Reproduce every line of the listing below verbatim.

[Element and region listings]
....

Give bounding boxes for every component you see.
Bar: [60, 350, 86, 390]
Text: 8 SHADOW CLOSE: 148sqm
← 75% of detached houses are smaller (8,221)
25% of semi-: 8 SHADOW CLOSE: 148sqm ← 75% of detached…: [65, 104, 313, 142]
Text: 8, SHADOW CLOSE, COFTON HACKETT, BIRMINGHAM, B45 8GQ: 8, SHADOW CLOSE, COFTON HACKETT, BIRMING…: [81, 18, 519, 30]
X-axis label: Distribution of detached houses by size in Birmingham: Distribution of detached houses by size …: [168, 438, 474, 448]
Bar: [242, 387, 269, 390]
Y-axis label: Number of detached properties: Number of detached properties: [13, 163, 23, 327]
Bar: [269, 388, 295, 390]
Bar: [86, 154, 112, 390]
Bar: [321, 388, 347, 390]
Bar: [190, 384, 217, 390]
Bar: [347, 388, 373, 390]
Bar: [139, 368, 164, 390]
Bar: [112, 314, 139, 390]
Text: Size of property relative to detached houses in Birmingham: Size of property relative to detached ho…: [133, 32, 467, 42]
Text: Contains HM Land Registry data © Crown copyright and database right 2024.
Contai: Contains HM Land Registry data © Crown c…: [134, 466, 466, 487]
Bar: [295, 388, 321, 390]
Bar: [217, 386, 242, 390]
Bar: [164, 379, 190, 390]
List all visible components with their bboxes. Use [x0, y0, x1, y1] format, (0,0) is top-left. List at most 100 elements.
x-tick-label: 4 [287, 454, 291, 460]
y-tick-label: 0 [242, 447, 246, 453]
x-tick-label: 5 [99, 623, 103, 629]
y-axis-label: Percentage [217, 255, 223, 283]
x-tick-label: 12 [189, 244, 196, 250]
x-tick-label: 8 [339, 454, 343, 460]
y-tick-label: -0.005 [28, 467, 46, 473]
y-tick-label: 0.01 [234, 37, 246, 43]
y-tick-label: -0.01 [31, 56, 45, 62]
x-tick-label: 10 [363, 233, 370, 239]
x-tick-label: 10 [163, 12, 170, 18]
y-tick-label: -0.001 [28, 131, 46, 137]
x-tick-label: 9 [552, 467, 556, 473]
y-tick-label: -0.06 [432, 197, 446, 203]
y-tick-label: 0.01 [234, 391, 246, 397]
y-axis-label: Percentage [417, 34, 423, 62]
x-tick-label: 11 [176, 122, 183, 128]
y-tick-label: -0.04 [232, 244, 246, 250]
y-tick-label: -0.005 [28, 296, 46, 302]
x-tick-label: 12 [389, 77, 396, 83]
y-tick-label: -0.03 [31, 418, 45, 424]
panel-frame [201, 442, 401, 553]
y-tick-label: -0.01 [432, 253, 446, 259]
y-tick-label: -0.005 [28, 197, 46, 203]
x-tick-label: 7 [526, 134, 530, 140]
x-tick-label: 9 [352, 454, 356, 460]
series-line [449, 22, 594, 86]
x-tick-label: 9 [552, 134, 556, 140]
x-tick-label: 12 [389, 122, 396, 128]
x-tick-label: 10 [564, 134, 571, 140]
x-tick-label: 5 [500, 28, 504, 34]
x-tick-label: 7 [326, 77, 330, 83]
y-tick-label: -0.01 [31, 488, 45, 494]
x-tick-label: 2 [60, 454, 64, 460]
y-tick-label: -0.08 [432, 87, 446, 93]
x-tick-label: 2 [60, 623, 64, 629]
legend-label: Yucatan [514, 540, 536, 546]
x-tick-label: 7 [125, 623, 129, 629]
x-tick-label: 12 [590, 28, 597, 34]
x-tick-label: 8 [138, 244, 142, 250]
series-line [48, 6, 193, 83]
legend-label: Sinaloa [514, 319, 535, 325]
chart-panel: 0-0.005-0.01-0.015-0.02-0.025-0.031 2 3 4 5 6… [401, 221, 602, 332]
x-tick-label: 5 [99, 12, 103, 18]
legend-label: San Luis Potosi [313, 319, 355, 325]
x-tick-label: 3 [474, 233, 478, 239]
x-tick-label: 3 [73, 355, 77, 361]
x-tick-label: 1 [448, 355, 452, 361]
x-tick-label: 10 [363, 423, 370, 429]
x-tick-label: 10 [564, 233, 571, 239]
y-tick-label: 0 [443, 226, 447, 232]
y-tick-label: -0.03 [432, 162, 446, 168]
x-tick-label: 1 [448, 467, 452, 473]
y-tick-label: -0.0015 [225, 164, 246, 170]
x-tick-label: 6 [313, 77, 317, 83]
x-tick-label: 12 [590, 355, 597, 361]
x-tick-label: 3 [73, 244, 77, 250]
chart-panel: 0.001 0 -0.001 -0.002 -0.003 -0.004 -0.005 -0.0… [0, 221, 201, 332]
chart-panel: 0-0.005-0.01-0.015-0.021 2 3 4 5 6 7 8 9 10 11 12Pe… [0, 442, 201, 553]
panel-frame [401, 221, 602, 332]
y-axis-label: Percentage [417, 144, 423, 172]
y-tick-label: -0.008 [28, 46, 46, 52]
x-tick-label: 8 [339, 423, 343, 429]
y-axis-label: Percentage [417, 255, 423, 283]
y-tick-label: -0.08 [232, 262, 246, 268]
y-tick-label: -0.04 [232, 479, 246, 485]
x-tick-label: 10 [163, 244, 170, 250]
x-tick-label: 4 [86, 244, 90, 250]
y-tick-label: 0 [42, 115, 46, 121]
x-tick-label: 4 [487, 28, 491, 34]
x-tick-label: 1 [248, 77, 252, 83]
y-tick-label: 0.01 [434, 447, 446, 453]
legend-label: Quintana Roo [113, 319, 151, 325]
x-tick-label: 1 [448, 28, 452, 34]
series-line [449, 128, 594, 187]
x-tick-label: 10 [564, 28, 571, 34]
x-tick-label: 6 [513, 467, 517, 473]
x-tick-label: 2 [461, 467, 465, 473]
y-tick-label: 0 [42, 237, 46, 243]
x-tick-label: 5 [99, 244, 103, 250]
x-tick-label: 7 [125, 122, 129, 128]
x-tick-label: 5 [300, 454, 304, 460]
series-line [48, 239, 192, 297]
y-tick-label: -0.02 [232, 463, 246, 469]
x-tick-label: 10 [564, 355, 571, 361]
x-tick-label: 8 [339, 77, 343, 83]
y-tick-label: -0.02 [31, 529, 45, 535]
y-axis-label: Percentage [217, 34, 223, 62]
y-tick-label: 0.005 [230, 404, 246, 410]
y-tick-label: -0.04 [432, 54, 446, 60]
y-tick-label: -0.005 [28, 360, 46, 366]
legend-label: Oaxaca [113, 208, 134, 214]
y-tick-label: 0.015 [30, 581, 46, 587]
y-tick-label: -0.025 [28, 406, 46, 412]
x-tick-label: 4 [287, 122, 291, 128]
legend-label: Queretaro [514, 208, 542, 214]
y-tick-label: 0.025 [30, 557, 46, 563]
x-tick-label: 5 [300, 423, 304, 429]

....

**In response**
Give bounding boxes for every component you see.
Bar: [60, 350, 86, 390]
Text: 8 SHADOW CLOSE: 148sqm
← 75% of detached houses are smaller (8,221)
25% of semi-: 8 SHADOW CLOSE: 148sqm ← 75% of detached…: [65, 104, 313, 142]
Text: 8, SHADOW CLOSE, COFTON HACKETT, BIRMINGHAM, B45 8GQ: 8, SHADOW CLOSE, COFTON HACKETT, BIRMING…: [81, 18, 519, 30]
X-axis label: Distribution of detached houses by size in Birmingham: Distribution of detached houses by size …: [168, 438, 474, 448]
Bar: [242, 387, 269, 390]
Y-axis label: Number of detached properties: Number of detached properties: [13, 163, 23, 327]
Bar: [269, 388, 295, 390]
Bar: [86, 154, 112, 390]
Bar: [321, 388, 347, 390]
Bar: [190, 384, 217, 390]
Bar: [347, 388, 373, 390]
Bar: [139, 368, 164, 390]
Bar: [112, 314, 139, 390]
Text: Size of property relative to detached houses in Birmingham: Size of property relative to detached ho…: [133, 32, 467, 42]
Text: Contains HM Land Registry data © Crown copyright and database right 2024.
Contai: Contains HM Land Registry data © Crown c…: [134, 466, 466, 487]
Bar: [295, 388, 321, 390]
Bar: [217, 386, 242, 390]
Bar: [164, 379, 190, 390]
List all visible components with their bboxes. Use [x0, y0, x1, y1] format, (0,0) is top-left. List at most 100 elements.
x-tick-label: 4 [287, 454, 291, 460]
y-tick-label: 0 [242, 447, 246, 453]
x-tick-label: 5 [99, 623, 103, 629]
y-axis-label: Percentage [217, 255, 223, 283]
x-tick-label: 12 [189, 244, 196, 250]
x-tick-label: 8 [339, 454, 343, 460]
y-tick-label: -0.005 [28, 467, 46, 473]
y-tick-label: 0.01 [234, 37, 246, 43]
y-tick-label: -0.01 [31, 56, 45, 62]
x-tick-label: 10 [363, 233, 370, 239]
x-tick-label: 10 [163, 12, 170, 18]
y-tick-label: -0.001 [28, 131, 46, 137]
x-tick-label: 9 [552, 467, 556, 473]
y-tick-label: -0.06 [432, 197, 446, 203]
y-tick-label: 0.01 [234, 391, 246, 397]
y-axis-label: Percentage [417, 34, 423, 62]
x-tick-label: 11 [176, 122, 183, 128]
y-tick-label: -0.04 [232, 244, 246, 250]
y-tick-label: -0.005 [28, 296, 46, 302]
x-tick-label: 12 [389, 77, 396, 83]
y-tick-label: -0.03 [31, 418, 45, 424]
panel-frame [201, 442, 401, 553]
y-tick-label: -0.01 [432, 253, 446, 259]
y-tick-label: -0.005 [28, 197, 46, 203]
x-tick-label: 7 [526, 134, 530, 140]
x-tick-label: 9 [352, 454, 356, 460]
series-line [449, 22, 594, 86]
x-tick-label: 9 [552, 134, 556, 140]
x-tick-label: 12 [389, 122, 396, 128]
x-tick-label: 10 [564, 134, 571, 140]
x-tick-label: 5 [500, 28, 504, 34]
x-tick-label: 7 [326, 77, 330, 83]
y-tick-label: -0.01 [31, 488, 45, 494]
x-tick-label: 2 [60, 454, 64, 460]
y-tick-label: -0.08 [432, 87, 446, 93]
x-tick-label: 2 [60, 623, 64, 629]
legend-label: Yucatan [514, 540, 536, 546]
x-tick-label: 7 [125, 623, 129, 629]
x-tick-label: 12 [590, 28, 597, 34]
x-tick-label: 8 [138, 244, 142, 250]
series-line [48, 6, 193, 83]
legend-label: Sinaloa [514, 319, 535, 325]
chart-panel: 0-0.005-0.01-0.015-0.02-0.025-0.031 2 3 4 5 6… [401, 221, 602, 332]
x-tick-label: 5 [99, 12, 103, 18]
legend-label: San Luis Potosi [313, 319, 355, 325]
x-tick-label: 3 [474, 233, 478, 239]
x-tick-label: 3 [73, 355, 77, 361]
x-tick-label: 1 [448, 355, 452, 361]
x-tick-label: 10 [363, 423, 370, 429]
x-tick-label: 10 [564, 233, 571, 239]
y-tick-label: 0 [443, 226, 447, 232]
y-tick-label: -0.03 [432, 162, 446, 168]
x-tick-label: 1 [448, 467, 452, 473]
y-tick-label: -0.0015 [225, 164, 246, 170]
x-tick-label: 6 [313, 77, 317, 83]
x-tick-label: 12 [590, 355, 597, 361]
x-tick-label: 3 [73, 244, 77, 250]
chart-panel: 0.001 0 -0.001 -0.002 -0.003 -0.004 -0.005 -0.0… [0, 221, 201, 332]
chart-panel: 0-0.005-0.01-0.015-0.021 2 3 4 5 6 7 8 9 10 11 12Pe… [0, 442, 201, 553]
panel-frame [401, 221, 602, 332]
y-axis-label: Percentage [417, 144, 423, 172]
y-tick-label: -0.008 [28, 46, 46, 52]
x-tick-label: 8 [339, 423, 343, 429]
y-axis-label: Percentage [417, 255, 423, 283]
y-tick-label: -0.08 [232, 262, 246, 268]
y-tick-label: -0.04 [232, 479, 246, 485]
x-tick-label: 10 [163, 244, 170, 250]
x-tick-label: 4 [86, 244, 90, 250]
y-tick-label: 0 [42, 115, 46, 121]
x-tick-label: 4 [487, 28, 491, 34]
x-tick-label: 1 [248, 77, 252, 83]
y-tick-label: 0.01 [434, 447, 446, 453]
legend-label: Quintana Roo [113, 319, 151, 325]
x-tick-label: 1 [448, 28, 452, 34]
series-line [449, 128, 594, 187]
x-tick-label: 10 [564, 28, 571, 34]
x-tick-label: 6 [513, 467, 517, 473]
x-tick-label: 2 [461, 467, 465, 473]
y-tick-label: 0 [42, 237, 46, 243]
x-tick-label: 5 [99, 244, 103, 250]
x-tick-label: 7 [125, 122, 129, 128]
x-tick-label: 5 [300, 454, 304, 460]
series-line [48, 239, 192, 297]
y-tick-label: -0.02 [232, 463, 246, 469]
x-tick-label: 10 [564, 355, 571, 361]
x-tick-label: 8 [339, 77, 343, 83]
y-tick-label: -0.02 [31, 529, 45, 535]
y-axis-label: Percentage [217, 34, 223, 62]
y-tick-label: 0.005 [230, 404, 246, 410]
y-tick-label: -0.04 [432, 54, 446, 60]
y-tick-label: -0.005 [28, 360, 46, 366]
legend-label: Oaxaca [113, 208, 134, 214]
y-tick-label: 0.015 [30, 581, 46, 587]
y-tick-label: -0.025 [28, 406, 46, 412]
x-tick-label: 4 [287, 122, 291, 128]
legend-label: Queretaro [514, 208, 542, 214]
y-tick-label: 0.025 [30, 557, 46, 563]
x-tick-label: 5 [300, 423, 304, 429]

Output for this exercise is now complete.